Problem details | Give nothing except the number of lines containing the word "values".

Excerpted records |
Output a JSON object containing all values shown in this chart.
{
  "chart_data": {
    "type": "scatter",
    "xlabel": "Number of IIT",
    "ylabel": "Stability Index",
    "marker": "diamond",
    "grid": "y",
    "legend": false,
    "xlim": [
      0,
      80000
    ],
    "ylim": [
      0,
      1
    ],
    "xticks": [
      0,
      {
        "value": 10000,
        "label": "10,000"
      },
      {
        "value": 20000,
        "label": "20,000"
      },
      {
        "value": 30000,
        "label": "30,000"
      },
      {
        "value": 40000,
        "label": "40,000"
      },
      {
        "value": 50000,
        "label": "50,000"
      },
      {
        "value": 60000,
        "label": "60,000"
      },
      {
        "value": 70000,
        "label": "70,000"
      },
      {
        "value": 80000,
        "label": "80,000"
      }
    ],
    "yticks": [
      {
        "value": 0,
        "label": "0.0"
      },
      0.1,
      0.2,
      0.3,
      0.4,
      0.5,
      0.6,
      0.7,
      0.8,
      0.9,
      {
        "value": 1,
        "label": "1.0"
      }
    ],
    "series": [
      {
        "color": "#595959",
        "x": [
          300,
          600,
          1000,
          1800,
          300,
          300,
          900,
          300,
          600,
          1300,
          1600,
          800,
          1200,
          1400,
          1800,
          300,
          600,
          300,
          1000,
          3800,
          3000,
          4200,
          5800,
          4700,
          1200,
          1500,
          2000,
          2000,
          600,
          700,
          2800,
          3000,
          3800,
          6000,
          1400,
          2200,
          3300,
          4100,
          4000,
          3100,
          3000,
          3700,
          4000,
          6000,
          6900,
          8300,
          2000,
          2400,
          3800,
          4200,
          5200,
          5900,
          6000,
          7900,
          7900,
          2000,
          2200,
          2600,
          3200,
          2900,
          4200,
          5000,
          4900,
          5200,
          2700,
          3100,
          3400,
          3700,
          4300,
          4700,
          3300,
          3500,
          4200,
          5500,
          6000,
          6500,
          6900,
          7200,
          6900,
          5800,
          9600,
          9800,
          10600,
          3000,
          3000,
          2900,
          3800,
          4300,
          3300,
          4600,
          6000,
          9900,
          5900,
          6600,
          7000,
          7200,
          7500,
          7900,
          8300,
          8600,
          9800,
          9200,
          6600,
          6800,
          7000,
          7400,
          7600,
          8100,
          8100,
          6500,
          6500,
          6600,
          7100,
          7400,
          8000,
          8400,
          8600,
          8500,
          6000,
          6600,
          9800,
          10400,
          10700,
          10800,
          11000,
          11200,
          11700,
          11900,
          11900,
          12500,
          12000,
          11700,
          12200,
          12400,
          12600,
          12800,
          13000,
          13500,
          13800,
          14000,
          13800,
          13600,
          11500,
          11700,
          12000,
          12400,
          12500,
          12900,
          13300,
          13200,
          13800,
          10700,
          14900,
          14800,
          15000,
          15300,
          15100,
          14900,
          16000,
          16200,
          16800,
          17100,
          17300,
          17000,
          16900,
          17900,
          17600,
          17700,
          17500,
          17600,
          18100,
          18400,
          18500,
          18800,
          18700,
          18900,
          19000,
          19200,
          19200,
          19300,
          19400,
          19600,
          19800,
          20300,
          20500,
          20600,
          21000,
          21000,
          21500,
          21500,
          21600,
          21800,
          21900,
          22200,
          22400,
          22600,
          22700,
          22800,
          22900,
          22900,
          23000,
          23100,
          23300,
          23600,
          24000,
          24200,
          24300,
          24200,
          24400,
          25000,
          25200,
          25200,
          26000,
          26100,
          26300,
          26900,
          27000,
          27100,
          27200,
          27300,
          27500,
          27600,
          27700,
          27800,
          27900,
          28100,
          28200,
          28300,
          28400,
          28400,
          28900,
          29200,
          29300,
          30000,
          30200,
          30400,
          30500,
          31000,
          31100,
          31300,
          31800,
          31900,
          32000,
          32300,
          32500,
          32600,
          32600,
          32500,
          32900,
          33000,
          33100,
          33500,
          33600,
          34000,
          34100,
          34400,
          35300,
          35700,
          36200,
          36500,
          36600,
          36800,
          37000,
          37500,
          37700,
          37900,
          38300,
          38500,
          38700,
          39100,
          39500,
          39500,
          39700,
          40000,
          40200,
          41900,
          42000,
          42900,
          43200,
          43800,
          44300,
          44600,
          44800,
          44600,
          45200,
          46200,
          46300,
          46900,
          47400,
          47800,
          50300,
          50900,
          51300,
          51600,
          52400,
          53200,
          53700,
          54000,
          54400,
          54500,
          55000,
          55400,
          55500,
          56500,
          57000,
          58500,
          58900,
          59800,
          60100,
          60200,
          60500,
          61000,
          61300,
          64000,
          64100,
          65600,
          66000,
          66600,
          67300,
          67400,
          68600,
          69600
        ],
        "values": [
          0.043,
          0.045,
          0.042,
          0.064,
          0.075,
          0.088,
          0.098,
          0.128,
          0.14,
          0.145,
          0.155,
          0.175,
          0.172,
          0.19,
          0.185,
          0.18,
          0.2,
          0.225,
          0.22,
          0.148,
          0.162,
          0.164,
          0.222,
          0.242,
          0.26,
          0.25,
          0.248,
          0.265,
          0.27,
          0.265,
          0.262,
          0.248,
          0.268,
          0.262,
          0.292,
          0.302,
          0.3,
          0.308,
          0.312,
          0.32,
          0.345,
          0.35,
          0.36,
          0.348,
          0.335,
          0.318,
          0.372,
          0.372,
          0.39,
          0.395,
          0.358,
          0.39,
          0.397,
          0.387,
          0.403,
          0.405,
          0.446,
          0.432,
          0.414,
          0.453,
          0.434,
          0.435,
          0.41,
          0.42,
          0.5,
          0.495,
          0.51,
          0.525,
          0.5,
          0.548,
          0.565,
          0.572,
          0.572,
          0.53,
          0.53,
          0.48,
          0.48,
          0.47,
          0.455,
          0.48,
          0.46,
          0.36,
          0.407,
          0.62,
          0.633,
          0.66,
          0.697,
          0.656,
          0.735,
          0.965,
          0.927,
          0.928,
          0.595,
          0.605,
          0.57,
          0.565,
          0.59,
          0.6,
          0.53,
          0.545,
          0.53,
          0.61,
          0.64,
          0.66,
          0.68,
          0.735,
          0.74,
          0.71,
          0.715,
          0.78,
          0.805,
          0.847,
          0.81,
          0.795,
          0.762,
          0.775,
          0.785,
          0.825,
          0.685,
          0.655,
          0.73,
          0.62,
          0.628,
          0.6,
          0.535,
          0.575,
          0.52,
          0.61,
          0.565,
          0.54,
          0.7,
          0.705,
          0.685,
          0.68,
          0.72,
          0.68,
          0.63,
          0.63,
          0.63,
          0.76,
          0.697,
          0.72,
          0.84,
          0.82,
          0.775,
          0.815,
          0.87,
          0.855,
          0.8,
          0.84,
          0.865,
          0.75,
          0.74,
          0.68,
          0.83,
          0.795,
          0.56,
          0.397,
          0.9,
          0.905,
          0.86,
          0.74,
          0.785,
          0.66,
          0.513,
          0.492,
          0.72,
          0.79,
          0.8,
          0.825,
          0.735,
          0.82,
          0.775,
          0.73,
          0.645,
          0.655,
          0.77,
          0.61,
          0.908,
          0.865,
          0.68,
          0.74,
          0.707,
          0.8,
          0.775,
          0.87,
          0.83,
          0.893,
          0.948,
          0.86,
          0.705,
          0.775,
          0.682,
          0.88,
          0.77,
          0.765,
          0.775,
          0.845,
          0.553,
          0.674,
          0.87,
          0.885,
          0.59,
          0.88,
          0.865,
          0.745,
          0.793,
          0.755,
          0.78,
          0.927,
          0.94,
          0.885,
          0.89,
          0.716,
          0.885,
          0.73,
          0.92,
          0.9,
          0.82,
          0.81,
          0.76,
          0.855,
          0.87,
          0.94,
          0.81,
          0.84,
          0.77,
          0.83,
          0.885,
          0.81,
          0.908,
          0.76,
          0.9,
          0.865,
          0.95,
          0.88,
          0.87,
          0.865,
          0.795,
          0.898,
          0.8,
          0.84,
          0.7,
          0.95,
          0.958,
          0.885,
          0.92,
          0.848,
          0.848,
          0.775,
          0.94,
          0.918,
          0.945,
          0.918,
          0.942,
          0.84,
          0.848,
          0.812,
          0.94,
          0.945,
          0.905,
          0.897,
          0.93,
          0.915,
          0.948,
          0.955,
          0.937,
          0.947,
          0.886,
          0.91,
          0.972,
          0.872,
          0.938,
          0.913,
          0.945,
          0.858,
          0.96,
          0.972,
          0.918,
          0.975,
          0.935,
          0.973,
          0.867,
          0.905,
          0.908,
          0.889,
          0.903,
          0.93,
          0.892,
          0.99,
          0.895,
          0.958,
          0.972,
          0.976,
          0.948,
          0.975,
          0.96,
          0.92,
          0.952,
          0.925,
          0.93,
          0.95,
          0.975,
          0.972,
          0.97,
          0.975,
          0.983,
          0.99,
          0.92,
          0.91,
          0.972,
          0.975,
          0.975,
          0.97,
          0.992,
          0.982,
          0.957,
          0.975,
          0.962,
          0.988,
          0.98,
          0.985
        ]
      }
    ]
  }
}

Result of this task | 2